* [Exercise objective] Read the lines below. Copy out any that hold the string "Twitter".

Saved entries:
#####

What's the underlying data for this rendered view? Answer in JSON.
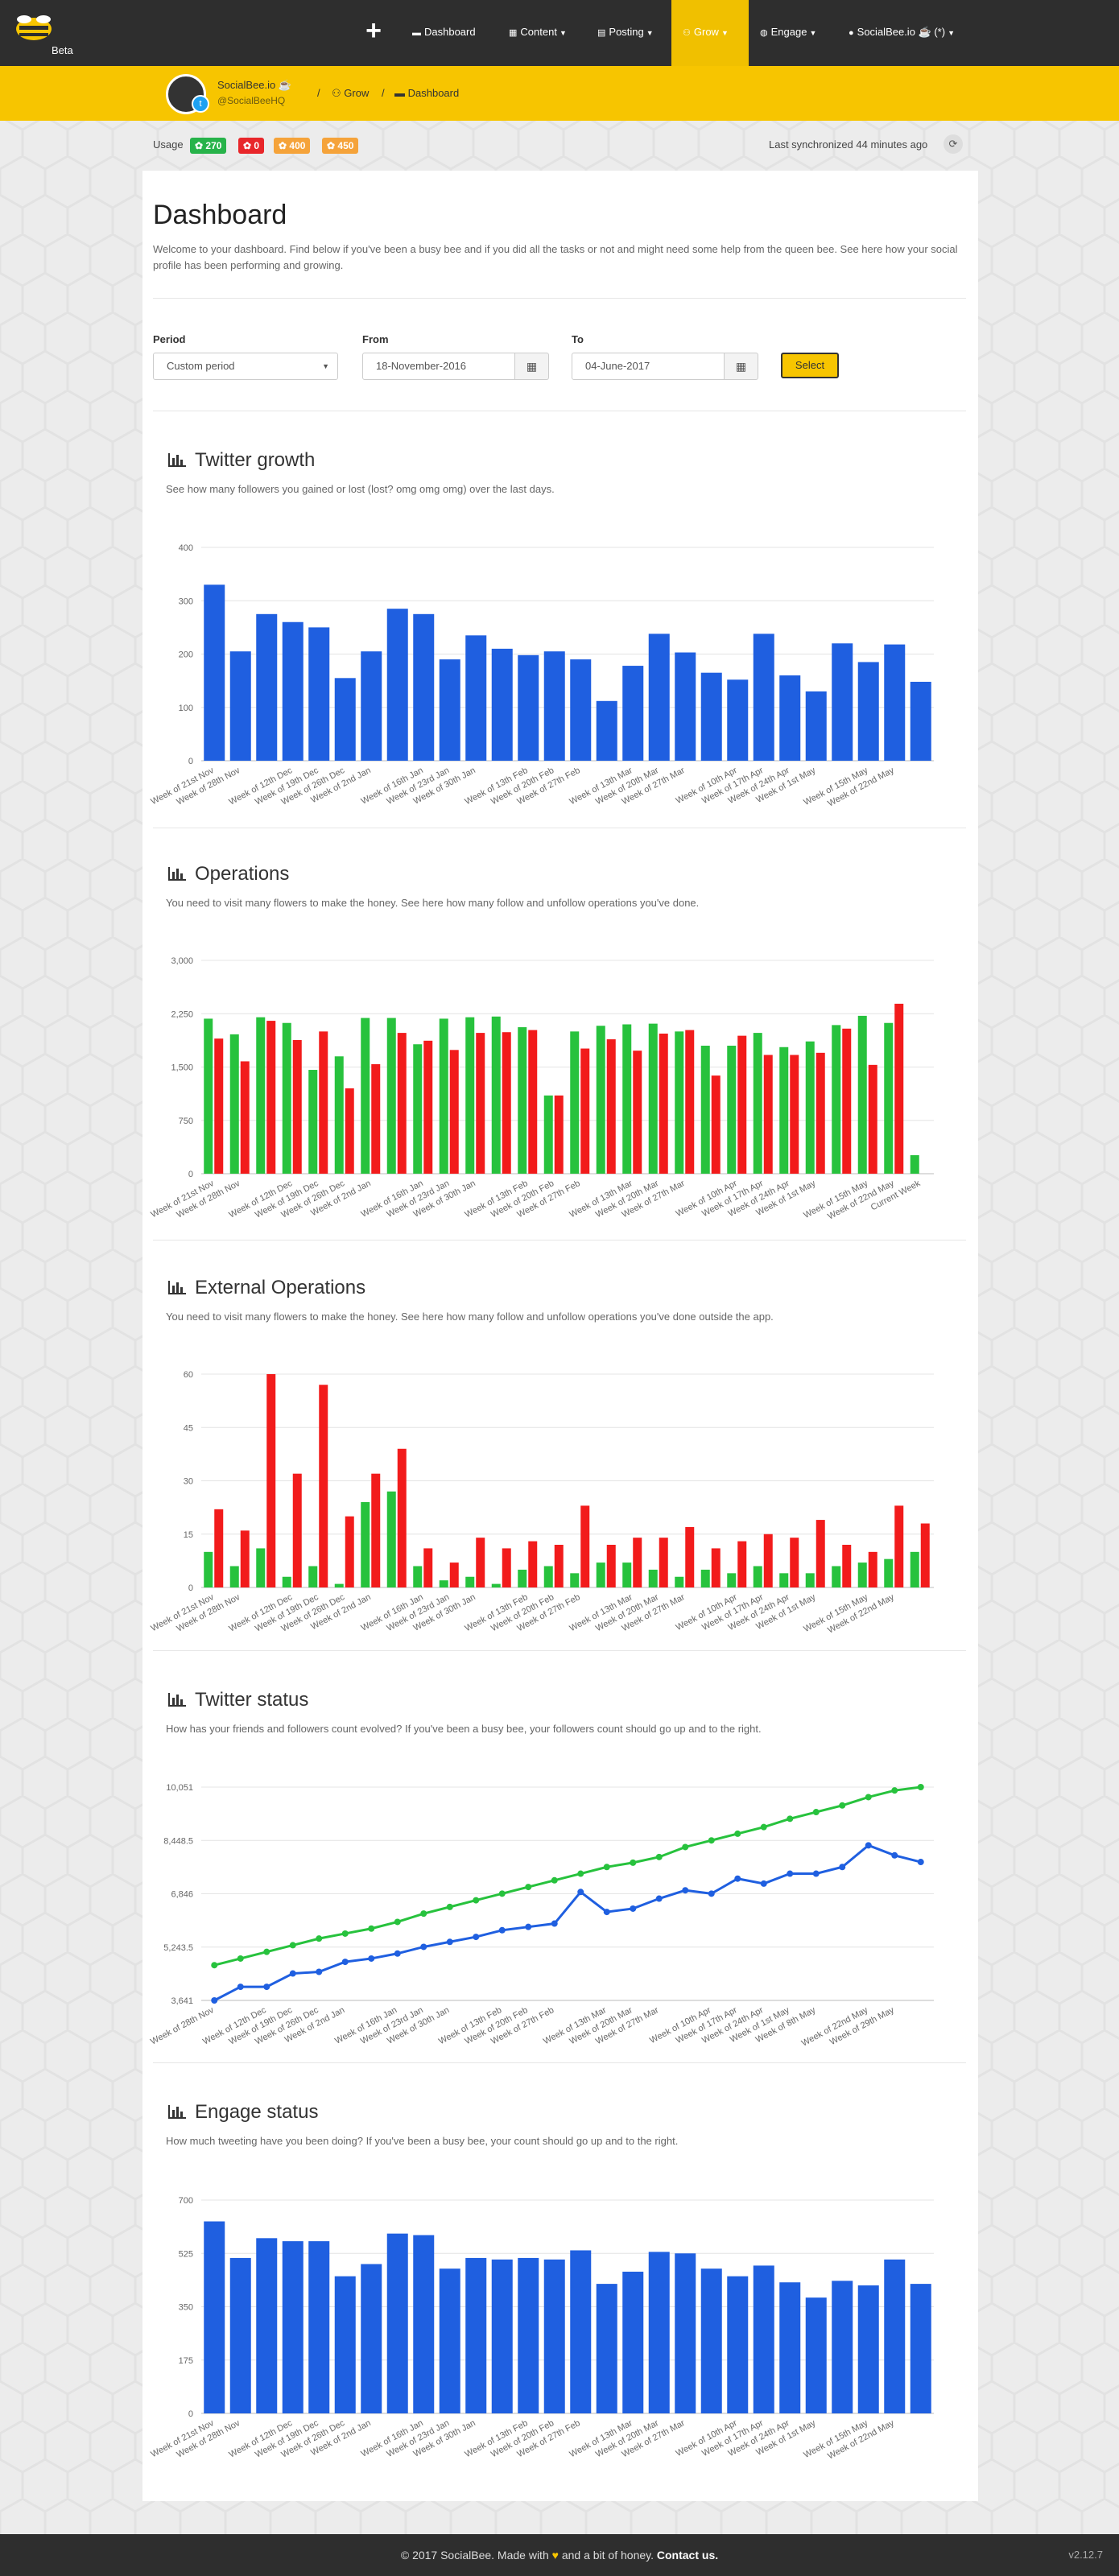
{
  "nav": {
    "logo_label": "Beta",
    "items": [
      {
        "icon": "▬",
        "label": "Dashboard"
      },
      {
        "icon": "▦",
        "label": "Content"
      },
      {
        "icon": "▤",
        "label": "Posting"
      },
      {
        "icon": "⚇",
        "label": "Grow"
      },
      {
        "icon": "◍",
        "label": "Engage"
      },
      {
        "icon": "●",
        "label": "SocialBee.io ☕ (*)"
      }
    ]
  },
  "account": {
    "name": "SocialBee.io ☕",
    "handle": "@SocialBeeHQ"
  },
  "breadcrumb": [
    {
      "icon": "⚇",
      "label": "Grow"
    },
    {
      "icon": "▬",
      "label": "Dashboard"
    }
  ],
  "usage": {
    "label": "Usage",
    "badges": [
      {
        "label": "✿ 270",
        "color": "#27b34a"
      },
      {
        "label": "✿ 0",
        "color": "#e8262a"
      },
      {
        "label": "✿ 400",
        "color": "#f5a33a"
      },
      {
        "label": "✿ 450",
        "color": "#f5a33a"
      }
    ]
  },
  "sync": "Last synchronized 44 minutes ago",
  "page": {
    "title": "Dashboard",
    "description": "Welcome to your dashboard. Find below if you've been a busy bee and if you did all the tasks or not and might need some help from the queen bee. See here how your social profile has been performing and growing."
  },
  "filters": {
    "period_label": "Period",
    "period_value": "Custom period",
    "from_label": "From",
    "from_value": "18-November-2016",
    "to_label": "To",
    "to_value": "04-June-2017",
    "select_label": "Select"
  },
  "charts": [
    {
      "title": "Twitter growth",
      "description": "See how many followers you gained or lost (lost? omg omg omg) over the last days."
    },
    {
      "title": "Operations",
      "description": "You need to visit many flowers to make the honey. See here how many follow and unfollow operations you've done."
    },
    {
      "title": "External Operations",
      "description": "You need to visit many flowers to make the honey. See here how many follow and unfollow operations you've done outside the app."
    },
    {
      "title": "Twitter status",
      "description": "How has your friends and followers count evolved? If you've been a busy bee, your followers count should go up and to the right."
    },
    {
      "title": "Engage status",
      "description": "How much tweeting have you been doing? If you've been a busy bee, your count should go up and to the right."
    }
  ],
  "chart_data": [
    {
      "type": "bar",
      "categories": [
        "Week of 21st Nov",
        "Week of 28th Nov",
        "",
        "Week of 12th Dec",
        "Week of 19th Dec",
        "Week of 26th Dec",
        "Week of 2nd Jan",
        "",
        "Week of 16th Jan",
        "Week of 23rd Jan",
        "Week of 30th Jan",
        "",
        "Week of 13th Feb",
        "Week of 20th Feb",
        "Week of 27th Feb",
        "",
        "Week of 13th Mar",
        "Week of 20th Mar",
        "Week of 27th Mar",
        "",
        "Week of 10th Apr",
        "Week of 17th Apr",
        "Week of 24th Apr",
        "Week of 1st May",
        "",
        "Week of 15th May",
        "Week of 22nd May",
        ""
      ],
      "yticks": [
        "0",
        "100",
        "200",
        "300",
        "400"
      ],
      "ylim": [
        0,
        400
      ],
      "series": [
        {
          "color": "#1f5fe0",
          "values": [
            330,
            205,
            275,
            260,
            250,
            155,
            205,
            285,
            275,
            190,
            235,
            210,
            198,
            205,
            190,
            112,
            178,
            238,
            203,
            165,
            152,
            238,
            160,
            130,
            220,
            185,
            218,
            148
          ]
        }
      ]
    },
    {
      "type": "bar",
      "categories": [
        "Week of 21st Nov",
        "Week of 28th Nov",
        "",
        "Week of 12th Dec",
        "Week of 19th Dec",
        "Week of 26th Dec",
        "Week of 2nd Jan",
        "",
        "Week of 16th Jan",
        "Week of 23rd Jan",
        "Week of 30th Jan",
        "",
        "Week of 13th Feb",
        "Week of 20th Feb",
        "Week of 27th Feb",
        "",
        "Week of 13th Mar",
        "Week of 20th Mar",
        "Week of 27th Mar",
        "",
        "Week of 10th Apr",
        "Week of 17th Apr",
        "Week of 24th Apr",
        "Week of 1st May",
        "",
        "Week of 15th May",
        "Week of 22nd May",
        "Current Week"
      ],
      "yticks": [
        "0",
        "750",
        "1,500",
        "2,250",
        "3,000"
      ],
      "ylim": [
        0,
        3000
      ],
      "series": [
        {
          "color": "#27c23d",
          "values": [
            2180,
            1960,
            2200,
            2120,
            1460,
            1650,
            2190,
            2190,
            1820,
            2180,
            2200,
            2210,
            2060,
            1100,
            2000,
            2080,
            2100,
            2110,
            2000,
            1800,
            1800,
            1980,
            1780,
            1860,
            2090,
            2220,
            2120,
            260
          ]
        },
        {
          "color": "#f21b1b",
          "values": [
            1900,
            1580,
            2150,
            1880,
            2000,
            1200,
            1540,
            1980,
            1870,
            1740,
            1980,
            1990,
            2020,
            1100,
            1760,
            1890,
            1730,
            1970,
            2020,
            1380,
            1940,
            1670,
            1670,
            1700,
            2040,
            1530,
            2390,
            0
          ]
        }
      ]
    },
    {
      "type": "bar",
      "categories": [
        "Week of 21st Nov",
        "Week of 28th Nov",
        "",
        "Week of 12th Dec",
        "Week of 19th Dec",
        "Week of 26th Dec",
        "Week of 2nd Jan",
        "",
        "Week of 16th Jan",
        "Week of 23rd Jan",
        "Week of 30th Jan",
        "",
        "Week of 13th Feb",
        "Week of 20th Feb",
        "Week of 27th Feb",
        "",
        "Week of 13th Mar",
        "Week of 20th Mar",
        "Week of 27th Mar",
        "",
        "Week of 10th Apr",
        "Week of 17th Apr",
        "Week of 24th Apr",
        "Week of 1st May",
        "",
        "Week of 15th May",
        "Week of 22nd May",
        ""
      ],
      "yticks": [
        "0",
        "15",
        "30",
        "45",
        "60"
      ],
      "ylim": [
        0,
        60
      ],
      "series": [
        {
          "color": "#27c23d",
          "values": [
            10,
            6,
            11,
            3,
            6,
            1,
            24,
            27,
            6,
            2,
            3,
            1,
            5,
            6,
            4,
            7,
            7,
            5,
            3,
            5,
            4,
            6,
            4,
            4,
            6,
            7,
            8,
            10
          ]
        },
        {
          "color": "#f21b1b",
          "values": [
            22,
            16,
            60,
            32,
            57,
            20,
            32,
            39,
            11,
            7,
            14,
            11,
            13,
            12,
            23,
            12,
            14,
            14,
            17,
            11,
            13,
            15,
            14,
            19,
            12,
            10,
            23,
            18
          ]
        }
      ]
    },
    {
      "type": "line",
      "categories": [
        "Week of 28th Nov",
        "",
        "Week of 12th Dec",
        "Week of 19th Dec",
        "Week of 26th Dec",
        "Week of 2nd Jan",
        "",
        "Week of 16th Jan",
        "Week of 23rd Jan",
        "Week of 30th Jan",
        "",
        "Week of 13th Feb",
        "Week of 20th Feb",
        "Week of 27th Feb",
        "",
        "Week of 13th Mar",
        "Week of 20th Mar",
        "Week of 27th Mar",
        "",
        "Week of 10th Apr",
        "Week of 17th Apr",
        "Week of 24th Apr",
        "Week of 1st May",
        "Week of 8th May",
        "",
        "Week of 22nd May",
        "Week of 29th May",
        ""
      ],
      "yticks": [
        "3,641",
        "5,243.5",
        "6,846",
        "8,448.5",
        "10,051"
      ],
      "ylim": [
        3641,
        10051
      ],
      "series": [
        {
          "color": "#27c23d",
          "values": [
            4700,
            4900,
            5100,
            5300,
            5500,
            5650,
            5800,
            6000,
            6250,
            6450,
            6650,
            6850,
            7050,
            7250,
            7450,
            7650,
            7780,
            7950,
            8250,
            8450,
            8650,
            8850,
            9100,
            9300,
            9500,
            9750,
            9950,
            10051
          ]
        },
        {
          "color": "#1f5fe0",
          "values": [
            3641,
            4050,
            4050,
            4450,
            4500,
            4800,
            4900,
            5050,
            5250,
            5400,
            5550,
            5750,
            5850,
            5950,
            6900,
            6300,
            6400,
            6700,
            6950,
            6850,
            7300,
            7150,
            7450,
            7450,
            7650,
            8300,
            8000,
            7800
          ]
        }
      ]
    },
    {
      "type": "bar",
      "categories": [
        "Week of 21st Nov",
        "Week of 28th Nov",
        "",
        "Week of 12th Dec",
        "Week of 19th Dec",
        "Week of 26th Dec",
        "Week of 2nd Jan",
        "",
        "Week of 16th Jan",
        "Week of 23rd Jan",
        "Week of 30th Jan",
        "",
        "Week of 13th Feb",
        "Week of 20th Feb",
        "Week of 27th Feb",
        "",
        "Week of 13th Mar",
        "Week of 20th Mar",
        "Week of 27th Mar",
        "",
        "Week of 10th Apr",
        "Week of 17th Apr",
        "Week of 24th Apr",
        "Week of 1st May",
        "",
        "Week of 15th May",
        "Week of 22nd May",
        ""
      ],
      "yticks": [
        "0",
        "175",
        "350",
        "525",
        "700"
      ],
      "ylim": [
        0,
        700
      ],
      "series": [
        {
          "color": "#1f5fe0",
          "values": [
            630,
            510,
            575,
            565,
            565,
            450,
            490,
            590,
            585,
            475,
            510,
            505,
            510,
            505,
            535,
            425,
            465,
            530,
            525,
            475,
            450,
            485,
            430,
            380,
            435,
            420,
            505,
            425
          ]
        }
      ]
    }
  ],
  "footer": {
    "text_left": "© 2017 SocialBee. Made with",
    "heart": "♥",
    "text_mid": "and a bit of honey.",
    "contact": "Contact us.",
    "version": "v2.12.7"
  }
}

#####

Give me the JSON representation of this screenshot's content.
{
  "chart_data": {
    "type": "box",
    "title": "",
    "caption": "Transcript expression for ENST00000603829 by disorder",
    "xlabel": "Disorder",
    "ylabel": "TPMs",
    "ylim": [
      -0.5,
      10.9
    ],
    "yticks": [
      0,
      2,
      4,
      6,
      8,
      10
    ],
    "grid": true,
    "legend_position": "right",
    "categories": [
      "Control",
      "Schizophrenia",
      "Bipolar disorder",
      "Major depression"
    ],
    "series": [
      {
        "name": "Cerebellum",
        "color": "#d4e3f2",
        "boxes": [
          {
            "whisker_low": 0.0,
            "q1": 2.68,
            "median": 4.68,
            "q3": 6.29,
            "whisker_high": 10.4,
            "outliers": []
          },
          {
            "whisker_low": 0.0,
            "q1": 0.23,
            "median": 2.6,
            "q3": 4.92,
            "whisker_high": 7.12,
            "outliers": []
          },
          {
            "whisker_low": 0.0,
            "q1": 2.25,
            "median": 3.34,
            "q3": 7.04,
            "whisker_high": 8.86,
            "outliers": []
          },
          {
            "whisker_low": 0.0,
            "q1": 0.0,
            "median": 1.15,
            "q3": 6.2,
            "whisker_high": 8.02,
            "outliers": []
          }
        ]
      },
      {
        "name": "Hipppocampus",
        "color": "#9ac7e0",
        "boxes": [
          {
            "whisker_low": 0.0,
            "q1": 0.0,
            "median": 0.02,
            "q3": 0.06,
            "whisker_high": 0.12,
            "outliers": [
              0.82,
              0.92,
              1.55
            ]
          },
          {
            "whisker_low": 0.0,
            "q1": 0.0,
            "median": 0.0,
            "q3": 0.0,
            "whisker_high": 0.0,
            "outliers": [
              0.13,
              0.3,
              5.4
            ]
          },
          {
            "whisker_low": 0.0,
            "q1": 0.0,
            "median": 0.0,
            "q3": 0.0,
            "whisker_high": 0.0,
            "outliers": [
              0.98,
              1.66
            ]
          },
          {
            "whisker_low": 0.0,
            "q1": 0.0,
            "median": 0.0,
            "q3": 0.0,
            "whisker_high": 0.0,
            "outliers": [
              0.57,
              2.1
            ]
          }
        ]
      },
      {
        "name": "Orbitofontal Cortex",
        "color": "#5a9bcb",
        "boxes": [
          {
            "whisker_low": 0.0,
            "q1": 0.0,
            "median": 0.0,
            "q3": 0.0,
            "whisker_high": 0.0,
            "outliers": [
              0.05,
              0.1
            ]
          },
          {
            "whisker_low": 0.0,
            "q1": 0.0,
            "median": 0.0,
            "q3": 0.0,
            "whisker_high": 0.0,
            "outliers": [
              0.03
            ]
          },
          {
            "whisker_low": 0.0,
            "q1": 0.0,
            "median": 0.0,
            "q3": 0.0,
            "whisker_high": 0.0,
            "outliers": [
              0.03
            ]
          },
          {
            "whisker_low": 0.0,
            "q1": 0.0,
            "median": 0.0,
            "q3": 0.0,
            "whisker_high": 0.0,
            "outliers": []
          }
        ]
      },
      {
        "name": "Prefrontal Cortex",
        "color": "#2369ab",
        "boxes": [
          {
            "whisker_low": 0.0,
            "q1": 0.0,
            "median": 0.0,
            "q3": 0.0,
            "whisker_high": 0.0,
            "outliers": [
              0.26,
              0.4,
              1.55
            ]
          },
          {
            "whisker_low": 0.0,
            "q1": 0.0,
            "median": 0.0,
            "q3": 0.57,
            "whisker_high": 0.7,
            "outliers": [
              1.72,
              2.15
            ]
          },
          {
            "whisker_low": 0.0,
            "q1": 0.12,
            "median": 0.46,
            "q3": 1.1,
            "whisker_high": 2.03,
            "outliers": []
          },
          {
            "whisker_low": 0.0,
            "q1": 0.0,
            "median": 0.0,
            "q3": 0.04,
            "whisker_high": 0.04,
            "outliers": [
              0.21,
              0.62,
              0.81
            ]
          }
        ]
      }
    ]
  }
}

#####

* [Solution to the problem]
      "title": "Twitter growth",
      "title": "Twitter status",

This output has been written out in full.